From the entries below, copy every line holding the word "date".

[Data entries]
- - - -
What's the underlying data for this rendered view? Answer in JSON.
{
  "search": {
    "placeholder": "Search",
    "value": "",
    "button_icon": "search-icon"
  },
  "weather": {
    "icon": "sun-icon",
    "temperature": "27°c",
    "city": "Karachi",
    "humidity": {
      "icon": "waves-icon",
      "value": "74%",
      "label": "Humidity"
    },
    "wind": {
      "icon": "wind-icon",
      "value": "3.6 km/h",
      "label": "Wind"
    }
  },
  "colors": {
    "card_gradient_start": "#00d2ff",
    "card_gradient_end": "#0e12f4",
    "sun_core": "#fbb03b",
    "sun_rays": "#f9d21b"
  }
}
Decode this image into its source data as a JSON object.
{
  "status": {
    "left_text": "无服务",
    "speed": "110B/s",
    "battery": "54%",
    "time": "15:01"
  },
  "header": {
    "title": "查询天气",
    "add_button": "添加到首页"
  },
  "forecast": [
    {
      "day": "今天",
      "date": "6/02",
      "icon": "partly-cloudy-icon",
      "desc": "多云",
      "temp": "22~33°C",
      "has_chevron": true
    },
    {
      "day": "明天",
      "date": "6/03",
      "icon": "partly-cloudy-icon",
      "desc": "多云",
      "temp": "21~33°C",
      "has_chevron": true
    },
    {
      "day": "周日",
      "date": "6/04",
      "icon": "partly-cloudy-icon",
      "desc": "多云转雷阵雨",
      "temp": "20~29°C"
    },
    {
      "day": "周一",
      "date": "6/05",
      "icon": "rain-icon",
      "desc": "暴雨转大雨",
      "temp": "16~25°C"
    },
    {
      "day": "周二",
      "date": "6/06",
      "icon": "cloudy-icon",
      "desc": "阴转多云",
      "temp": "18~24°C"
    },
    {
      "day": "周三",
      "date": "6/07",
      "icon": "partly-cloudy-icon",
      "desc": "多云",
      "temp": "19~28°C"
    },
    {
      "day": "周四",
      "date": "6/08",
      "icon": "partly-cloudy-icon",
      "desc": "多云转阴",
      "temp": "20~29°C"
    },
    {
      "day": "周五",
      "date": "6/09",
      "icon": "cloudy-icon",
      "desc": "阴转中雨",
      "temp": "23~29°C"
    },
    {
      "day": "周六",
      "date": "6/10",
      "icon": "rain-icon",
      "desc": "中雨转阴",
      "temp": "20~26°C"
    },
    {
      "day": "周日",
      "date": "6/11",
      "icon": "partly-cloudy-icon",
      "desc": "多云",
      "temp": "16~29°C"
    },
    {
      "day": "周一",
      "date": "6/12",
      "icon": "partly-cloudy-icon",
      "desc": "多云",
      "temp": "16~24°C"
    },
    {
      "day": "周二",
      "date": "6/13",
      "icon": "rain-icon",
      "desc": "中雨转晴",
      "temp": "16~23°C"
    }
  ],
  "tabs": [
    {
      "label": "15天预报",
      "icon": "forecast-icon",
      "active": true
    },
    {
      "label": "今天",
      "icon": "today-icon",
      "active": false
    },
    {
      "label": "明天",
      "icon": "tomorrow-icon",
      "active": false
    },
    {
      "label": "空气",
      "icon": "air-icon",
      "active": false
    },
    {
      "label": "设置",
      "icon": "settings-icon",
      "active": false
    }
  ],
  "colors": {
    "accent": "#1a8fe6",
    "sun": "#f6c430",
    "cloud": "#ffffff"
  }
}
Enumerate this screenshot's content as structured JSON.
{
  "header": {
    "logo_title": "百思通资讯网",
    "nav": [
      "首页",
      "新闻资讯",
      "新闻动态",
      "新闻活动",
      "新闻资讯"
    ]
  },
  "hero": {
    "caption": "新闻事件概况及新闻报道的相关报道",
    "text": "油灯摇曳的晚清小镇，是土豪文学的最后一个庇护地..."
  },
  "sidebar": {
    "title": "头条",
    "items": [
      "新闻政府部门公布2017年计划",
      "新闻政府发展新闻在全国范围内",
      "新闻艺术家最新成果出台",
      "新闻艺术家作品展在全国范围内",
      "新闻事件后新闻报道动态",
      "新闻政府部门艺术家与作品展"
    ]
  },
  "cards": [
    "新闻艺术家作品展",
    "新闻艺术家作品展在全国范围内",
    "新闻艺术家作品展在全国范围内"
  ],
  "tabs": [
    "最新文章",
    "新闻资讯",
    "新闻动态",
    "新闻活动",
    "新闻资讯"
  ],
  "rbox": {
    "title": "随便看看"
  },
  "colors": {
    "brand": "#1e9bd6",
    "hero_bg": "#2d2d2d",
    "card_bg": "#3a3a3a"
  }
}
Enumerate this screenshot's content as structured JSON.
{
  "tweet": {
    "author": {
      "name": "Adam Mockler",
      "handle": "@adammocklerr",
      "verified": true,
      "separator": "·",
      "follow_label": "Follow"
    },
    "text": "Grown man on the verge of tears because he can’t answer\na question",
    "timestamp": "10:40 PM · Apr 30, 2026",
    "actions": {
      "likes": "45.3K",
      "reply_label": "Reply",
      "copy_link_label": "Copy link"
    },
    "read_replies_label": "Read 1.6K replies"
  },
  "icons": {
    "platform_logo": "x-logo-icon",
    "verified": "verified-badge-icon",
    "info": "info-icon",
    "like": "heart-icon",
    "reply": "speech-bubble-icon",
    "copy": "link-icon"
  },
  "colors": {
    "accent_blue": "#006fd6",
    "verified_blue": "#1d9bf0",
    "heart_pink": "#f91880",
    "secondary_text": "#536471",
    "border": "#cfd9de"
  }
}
- - - -
**Finished exercise:**
      "date": "6/02",
      "date": "6/03",
      "date": "6/04",
      "date": "6/05",
      "date": "6/06",
      "date": "6/07",
      "date": "6/08",
      "date": "6/09",
      "date": "6/10",
      "date": "6/11",
      "date": "6/12",
      "date": "6/13",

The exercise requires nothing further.